Among the lines below, list those containing the string "votre".
Start PROVIDED ENTRIES
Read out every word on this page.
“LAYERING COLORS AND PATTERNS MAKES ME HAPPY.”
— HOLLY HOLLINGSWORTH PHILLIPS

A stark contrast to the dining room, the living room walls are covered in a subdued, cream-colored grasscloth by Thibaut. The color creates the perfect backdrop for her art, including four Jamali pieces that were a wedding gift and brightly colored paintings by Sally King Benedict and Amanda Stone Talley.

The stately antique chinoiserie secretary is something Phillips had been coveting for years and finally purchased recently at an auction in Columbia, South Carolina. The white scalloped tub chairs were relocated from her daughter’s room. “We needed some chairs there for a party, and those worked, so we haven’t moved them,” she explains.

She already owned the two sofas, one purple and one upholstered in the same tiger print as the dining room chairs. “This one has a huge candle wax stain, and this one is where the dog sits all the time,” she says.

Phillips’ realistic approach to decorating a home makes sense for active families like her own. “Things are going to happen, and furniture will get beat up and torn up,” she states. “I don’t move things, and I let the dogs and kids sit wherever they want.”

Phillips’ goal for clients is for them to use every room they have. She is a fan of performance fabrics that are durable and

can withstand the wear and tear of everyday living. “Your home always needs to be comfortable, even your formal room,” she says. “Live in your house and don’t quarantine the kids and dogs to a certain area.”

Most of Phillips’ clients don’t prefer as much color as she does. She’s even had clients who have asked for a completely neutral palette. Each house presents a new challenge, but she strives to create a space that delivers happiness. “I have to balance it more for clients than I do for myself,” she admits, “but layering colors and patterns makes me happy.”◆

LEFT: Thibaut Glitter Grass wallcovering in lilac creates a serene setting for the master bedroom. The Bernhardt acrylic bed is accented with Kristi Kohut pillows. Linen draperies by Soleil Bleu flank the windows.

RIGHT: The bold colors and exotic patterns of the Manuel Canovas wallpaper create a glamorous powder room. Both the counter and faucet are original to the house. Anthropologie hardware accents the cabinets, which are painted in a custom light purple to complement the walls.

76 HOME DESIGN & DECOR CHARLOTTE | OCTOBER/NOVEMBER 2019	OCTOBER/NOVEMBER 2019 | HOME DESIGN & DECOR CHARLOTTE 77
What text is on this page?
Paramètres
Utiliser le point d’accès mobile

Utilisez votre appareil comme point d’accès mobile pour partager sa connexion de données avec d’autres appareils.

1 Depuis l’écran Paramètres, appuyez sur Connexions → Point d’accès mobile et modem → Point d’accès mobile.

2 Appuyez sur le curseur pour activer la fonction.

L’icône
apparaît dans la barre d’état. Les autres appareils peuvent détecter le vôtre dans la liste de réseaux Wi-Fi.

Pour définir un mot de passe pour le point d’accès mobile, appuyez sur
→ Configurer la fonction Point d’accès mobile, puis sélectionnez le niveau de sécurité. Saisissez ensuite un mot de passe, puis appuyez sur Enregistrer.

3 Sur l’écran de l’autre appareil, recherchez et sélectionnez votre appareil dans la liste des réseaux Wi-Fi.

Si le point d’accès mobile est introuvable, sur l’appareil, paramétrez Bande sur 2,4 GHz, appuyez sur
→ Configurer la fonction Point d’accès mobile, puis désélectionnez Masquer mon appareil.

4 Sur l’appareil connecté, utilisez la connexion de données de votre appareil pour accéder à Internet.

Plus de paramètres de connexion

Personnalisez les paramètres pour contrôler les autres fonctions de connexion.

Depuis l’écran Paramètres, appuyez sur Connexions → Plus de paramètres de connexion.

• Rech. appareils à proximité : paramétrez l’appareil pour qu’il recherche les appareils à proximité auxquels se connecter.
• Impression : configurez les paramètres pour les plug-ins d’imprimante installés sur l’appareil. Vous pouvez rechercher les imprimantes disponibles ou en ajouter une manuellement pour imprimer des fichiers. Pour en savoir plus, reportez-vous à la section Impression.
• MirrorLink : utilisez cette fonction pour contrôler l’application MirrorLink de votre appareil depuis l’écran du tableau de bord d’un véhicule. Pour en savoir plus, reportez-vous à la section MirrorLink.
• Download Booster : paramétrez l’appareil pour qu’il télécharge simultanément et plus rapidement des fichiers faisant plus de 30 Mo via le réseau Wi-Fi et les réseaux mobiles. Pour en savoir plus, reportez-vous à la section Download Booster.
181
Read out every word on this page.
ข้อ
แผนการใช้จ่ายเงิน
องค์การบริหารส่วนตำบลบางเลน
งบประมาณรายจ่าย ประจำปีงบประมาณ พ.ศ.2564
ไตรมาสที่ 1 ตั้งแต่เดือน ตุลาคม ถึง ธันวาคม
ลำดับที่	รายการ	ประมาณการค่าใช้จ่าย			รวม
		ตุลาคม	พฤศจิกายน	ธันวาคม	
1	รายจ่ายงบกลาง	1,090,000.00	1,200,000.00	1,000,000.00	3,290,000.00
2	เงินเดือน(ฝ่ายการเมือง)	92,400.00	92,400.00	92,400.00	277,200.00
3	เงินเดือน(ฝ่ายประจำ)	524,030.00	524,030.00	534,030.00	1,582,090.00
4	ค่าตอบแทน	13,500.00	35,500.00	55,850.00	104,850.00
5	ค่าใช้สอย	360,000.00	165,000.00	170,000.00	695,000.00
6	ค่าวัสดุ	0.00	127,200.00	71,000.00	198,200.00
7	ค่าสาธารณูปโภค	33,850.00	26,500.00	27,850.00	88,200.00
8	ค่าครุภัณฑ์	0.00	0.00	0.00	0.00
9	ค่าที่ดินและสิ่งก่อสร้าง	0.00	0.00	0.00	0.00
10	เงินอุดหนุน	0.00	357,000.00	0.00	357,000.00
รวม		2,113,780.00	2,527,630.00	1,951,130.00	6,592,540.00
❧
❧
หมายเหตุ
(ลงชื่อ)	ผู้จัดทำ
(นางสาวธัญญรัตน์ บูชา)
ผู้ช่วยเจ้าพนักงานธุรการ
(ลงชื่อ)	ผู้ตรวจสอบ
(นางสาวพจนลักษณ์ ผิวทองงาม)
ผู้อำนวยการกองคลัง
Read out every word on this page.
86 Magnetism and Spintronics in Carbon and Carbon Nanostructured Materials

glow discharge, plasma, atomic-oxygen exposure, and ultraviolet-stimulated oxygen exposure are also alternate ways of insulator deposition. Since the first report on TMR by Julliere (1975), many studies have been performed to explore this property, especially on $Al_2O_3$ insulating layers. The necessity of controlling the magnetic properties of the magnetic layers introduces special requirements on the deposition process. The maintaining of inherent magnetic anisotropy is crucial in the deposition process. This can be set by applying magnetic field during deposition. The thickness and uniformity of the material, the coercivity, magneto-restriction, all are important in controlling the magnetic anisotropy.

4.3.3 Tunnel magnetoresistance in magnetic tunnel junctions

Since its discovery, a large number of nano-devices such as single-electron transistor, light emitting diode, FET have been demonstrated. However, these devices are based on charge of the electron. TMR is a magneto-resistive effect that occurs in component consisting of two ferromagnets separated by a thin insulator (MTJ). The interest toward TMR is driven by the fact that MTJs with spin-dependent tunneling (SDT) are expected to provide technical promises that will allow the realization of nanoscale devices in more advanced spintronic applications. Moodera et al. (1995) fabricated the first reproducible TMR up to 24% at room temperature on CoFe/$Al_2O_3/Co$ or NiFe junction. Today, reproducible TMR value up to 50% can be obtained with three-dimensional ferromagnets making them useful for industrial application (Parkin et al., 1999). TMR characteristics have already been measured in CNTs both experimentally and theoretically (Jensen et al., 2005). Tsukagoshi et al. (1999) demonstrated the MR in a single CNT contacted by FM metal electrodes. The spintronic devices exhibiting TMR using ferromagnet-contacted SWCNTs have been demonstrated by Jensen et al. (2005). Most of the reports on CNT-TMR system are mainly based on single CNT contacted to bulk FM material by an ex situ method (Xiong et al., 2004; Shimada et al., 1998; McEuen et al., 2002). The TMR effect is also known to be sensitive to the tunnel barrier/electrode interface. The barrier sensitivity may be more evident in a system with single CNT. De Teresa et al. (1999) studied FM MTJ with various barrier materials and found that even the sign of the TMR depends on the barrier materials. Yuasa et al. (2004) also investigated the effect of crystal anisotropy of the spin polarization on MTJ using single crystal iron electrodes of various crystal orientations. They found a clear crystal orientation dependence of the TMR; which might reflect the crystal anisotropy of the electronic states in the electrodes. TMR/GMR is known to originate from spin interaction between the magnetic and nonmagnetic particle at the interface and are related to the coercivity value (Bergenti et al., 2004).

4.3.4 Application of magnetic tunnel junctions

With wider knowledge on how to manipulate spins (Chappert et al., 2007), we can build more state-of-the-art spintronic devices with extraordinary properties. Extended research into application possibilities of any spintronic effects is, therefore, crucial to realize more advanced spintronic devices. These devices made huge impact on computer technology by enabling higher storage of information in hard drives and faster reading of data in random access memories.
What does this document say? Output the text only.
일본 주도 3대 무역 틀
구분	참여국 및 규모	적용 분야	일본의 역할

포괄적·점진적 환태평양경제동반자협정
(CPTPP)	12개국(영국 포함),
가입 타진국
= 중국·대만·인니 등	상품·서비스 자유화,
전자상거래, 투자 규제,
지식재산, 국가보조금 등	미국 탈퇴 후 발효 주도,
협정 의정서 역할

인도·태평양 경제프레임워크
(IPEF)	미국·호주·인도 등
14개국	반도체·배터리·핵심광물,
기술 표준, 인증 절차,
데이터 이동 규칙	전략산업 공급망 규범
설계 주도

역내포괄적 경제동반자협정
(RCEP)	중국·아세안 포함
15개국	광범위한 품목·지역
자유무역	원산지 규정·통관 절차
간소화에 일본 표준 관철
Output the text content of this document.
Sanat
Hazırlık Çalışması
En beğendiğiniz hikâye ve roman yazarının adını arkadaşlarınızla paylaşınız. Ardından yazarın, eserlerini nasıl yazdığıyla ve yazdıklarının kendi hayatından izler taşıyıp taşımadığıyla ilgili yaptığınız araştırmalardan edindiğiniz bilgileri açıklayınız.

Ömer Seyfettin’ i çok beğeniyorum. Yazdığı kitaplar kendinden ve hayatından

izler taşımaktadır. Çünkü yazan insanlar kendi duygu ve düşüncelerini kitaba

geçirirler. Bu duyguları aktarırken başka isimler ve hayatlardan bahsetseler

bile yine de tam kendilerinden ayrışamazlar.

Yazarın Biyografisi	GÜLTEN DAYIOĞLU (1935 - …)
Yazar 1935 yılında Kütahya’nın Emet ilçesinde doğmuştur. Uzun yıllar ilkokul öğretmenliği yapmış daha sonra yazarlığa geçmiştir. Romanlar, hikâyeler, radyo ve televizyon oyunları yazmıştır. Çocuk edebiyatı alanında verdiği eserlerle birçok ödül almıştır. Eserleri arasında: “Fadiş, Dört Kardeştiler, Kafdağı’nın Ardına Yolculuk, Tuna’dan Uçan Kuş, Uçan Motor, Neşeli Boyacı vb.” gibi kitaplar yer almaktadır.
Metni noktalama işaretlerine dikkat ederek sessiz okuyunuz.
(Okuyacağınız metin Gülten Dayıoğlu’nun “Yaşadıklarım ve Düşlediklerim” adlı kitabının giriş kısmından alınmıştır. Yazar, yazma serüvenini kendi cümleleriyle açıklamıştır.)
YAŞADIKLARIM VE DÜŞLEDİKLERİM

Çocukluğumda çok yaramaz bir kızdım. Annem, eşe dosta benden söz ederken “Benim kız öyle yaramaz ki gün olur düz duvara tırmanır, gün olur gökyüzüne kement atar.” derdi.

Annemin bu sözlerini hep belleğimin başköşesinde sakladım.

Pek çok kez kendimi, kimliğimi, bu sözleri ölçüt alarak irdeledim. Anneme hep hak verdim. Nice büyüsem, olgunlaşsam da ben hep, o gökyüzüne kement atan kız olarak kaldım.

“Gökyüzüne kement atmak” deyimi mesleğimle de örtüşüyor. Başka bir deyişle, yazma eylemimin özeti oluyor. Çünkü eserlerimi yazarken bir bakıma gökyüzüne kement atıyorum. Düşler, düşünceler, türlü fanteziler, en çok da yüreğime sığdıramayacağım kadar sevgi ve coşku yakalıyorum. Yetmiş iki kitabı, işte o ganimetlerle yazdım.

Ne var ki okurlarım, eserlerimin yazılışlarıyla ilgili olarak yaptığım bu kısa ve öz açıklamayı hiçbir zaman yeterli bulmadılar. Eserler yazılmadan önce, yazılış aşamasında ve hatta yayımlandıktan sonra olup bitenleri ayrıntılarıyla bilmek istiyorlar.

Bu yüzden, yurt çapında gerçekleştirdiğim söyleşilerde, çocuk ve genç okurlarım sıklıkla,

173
End PROVIDED ENTRIES
RESPONSE TO THE EXERCISE.
Utilisez votre appareil comme point d’accès mobile pour partager sa connexion de données avec d’autres appareils.
3 Sur l’écran de l’autre appareil, recherchez et sélectionnez votre appareil dans la liste des réseaux Wi-Fi.
4 Sur l’appareil connecté, utilisez la connexion de données de votre appareil pour accéder à Internet.
• MirrorLink : utilisez cette fonction pour contrôler l’application MirrorLink de votre appareil depuis l’écran du tableau de bord d’un véhicule. Pour en savoir plus, reportez-vous à la section MirrorLink.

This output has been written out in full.